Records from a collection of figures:
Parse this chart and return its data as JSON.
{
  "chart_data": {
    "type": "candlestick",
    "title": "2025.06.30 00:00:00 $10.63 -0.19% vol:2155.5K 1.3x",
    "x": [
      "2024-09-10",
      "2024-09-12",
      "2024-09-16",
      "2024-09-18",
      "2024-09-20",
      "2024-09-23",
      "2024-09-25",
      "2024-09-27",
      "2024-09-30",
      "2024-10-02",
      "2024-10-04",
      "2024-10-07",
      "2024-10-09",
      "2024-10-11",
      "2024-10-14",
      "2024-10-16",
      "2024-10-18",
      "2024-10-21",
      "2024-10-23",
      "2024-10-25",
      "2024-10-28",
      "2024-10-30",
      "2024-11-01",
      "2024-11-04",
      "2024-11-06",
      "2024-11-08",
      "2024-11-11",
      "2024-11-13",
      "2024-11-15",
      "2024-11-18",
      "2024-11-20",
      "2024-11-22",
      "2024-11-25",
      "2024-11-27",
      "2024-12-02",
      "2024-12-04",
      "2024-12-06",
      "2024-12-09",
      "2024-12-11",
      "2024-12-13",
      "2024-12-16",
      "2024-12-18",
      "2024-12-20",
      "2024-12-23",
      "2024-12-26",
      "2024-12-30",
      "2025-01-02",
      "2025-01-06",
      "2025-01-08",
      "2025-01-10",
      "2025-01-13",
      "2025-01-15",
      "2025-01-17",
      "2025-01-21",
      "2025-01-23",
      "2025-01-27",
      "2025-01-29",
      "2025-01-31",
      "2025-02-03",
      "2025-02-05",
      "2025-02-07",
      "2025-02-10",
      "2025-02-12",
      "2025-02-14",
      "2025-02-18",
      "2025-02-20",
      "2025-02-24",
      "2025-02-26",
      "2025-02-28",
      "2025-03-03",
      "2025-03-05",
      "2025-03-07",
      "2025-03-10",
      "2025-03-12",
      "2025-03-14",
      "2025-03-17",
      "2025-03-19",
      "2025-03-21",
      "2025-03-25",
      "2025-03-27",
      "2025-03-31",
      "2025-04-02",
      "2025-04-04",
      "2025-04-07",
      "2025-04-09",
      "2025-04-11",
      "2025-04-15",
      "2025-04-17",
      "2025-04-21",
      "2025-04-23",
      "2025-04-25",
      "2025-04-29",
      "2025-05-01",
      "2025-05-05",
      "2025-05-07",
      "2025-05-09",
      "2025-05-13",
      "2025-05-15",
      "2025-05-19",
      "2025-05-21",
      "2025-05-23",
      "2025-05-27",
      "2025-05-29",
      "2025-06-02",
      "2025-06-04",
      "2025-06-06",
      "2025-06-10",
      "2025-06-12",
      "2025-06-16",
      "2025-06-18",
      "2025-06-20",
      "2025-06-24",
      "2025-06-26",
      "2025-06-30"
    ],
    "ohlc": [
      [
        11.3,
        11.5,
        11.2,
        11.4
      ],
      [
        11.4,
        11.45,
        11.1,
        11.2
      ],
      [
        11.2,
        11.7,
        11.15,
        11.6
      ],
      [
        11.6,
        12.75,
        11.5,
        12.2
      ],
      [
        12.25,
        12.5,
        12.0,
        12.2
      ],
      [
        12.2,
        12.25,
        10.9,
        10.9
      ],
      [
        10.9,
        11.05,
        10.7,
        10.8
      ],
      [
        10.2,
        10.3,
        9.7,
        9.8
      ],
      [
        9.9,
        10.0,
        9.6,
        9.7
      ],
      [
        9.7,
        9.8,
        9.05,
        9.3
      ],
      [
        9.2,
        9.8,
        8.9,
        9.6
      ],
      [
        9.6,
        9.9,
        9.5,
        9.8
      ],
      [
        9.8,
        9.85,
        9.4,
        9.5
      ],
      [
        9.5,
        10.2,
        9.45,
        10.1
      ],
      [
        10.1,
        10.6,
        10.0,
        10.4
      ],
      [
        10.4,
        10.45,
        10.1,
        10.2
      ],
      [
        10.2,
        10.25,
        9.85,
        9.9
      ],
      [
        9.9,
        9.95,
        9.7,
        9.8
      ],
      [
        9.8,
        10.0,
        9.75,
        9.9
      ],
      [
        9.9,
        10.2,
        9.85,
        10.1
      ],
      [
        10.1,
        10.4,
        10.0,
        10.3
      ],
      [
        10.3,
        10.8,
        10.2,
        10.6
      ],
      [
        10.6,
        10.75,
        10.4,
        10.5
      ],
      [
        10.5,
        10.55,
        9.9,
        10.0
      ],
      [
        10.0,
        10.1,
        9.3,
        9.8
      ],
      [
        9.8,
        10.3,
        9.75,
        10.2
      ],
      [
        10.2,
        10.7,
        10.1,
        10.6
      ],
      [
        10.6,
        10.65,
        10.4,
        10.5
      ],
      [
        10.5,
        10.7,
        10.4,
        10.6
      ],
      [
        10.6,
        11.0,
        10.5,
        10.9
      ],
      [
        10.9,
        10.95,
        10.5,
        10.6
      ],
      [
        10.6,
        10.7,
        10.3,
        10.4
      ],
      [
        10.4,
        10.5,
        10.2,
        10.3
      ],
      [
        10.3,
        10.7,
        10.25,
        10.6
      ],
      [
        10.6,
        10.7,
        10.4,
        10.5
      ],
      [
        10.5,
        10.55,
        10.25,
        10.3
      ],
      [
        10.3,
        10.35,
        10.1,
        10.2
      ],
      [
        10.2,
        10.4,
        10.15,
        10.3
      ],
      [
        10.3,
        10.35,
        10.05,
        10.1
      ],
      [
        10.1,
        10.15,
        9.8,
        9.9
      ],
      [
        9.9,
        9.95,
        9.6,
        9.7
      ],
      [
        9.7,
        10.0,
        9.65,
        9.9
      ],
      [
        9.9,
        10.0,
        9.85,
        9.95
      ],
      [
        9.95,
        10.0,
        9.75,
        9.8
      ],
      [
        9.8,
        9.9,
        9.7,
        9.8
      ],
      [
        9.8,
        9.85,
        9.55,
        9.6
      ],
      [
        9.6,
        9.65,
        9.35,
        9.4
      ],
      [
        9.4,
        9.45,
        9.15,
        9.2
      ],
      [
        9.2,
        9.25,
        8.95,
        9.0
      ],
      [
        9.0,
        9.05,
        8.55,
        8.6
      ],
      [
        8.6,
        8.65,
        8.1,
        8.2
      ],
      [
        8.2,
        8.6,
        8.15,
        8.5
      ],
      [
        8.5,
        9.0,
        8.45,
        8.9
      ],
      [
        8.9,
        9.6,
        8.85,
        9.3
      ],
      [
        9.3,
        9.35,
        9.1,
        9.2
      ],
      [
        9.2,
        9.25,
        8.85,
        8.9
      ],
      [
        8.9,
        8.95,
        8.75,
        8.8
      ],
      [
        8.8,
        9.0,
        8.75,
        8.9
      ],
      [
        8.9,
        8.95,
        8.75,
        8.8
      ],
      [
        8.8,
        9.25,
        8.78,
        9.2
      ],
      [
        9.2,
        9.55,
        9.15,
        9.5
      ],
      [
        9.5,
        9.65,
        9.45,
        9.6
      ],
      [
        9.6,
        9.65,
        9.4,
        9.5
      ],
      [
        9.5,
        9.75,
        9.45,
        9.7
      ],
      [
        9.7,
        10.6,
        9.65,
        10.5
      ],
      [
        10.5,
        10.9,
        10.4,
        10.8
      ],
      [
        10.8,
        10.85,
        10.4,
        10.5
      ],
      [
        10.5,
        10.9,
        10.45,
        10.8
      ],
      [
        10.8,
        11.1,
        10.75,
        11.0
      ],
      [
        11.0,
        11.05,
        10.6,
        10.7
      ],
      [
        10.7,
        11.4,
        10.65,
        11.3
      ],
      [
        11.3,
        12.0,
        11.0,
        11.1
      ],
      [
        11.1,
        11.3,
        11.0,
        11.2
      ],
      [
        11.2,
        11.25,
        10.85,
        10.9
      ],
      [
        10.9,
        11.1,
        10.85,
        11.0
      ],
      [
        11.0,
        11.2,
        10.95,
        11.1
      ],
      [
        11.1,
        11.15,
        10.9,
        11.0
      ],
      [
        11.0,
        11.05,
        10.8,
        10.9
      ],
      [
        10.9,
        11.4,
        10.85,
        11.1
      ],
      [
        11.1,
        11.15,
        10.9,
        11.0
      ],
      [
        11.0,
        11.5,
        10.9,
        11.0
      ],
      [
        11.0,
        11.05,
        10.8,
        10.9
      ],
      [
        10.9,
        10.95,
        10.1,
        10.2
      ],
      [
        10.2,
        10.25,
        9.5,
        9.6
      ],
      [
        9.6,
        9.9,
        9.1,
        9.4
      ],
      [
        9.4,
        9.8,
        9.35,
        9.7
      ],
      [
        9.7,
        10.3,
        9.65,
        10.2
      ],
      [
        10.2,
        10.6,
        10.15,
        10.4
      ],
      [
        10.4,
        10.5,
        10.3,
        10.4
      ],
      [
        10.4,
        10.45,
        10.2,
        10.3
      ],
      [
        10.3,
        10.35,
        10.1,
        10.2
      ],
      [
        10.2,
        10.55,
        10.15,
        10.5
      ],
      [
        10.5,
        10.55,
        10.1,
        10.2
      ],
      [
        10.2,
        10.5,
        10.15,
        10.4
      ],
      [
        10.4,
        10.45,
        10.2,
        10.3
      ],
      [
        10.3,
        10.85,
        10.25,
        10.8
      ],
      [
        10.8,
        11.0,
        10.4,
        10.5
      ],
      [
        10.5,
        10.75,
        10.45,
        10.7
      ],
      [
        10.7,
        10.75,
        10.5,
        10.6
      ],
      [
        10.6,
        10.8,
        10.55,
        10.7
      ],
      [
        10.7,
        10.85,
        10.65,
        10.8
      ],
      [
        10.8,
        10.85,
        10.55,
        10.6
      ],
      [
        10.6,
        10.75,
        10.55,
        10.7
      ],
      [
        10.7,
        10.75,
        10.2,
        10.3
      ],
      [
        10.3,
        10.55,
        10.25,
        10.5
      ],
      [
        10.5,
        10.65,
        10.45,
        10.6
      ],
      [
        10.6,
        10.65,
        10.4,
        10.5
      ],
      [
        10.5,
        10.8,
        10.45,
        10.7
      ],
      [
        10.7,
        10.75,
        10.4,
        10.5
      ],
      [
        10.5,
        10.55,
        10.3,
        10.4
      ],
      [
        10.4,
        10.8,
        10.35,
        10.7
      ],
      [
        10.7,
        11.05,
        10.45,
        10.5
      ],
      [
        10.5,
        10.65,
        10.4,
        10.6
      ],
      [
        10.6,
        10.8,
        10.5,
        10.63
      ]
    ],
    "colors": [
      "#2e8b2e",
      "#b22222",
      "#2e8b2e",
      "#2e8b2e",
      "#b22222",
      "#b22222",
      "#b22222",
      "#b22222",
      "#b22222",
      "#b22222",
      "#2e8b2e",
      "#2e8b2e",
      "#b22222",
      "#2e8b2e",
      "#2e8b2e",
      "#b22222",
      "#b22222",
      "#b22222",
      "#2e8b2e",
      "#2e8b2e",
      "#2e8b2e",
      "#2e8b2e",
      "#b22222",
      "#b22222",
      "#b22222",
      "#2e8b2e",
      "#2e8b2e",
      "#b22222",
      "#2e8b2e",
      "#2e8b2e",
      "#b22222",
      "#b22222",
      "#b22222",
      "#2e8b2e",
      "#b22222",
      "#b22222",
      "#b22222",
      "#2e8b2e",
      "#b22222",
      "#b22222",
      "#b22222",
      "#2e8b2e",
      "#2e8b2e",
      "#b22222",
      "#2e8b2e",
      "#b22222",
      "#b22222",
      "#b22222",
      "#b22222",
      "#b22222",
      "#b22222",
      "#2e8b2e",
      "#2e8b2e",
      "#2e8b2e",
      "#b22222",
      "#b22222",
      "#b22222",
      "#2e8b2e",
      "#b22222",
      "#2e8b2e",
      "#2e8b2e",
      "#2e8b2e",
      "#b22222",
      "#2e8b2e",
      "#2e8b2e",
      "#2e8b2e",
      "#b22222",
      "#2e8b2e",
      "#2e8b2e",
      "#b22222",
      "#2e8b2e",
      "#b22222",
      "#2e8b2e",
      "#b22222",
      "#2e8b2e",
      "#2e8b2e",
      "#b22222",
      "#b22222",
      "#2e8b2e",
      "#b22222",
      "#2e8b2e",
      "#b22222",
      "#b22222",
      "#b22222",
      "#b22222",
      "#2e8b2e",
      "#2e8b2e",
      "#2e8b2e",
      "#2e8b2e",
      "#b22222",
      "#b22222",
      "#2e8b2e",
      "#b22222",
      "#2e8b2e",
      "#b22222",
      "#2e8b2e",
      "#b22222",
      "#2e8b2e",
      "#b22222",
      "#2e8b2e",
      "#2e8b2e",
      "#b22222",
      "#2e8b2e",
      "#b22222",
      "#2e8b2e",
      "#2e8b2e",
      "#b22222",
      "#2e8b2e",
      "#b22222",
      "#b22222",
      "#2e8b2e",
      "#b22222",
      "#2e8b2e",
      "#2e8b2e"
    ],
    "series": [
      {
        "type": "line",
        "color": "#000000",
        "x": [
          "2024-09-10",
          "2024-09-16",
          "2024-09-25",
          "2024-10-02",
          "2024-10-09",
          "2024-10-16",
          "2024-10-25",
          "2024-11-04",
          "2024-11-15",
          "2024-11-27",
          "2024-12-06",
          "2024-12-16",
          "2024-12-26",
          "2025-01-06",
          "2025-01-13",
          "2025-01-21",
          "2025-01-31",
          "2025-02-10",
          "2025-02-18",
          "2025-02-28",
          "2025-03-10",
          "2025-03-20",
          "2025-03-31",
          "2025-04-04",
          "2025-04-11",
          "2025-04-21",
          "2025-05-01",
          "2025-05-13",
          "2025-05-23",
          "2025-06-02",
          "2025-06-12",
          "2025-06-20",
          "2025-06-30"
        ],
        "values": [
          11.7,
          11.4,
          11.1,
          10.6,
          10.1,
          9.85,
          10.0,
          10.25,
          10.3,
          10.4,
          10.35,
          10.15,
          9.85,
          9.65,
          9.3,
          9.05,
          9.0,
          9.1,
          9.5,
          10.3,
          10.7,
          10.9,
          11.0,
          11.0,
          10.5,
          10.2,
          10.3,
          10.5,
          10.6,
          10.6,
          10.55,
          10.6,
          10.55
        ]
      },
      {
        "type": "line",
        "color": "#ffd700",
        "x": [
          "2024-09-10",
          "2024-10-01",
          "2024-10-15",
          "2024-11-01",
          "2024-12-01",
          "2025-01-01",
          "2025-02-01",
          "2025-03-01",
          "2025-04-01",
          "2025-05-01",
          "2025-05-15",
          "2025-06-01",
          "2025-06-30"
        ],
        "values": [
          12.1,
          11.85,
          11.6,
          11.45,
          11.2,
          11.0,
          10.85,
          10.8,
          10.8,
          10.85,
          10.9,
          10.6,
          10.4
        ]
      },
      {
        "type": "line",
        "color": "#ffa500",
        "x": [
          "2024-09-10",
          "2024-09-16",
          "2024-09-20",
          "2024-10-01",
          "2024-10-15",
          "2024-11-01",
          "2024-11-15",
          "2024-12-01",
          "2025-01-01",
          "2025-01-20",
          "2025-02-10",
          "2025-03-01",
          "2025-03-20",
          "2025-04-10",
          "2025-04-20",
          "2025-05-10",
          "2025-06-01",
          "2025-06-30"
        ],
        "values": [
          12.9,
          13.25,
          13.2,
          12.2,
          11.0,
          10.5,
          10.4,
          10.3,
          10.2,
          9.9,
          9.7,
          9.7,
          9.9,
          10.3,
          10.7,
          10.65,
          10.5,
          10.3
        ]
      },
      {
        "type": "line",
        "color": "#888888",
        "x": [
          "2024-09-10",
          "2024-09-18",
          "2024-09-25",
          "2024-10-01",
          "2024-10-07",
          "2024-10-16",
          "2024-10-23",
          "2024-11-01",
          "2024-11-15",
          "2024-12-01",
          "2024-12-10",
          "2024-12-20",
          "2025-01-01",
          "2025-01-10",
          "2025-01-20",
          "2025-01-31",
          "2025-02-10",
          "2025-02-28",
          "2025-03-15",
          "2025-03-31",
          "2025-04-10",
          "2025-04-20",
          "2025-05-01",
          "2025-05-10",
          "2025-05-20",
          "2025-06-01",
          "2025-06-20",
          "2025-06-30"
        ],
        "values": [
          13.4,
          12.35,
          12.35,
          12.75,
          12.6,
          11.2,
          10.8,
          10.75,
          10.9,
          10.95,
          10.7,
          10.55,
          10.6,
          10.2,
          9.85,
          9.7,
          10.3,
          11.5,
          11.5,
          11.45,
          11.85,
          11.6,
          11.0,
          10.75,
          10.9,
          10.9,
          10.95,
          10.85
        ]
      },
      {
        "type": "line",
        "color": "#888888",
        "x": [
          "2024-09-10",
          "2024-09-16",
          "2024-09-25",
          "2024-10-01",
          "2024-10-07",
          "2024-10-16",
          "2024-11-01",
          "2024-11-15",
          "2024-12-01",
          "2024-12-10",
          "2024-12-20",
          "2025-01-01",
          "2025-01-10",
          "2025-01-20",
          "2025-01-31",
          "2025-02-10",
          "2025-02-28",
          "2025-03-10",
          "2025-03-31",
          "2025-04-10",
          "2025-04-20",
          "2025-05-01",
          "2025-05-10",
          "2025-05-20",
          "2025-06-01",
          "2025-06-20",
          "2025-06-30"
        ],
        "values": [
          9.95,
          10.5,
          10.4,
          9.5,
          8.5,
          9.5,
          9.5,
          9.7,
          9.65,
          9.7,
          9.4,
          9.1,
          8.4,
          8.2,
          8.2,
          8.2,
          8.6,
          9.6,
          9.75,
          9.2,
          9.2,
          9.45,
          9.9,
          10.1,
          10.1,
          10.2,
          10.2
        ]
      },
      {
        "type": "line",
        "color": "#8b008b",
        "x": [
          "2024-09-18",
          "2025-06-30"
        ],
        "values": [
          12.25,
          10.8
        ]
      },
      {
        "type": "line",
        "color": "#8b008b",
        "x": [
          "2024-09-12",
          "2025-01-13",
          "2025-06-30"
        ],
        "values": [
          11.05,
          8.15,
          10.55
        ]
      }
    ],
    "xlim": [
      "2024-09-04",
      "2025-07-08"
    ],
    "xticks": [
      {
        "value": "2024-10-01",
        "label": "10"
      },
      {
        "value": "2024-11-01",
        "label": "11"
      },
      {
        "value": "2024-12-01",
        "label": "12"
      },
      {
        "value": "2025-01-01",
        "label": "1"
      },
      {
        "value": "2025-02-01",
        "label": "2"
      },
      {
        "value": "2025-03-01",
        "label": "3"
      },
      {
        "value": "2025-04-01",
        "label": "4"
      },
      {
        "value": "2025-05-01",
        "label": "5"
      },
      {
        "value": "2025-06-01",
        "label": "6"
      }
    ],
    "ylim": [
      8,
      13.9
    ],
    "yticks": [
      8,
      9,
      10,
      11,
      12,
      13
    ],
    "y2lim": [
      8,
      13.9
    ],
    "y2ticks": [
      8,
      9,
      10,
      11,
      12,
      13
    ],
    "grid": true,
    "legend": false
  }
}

# TASK INSTRUCTIONS
Read the lines above. Gather those in which the string "label" is found.

# FINISHED EXERCISE
        "label": "10"
        "label": "11"
        "label": "12"
        "label": "1"
        "label": "2"
        "label": "3"
        "label": "4"
        "label": "5"
        "label": "6"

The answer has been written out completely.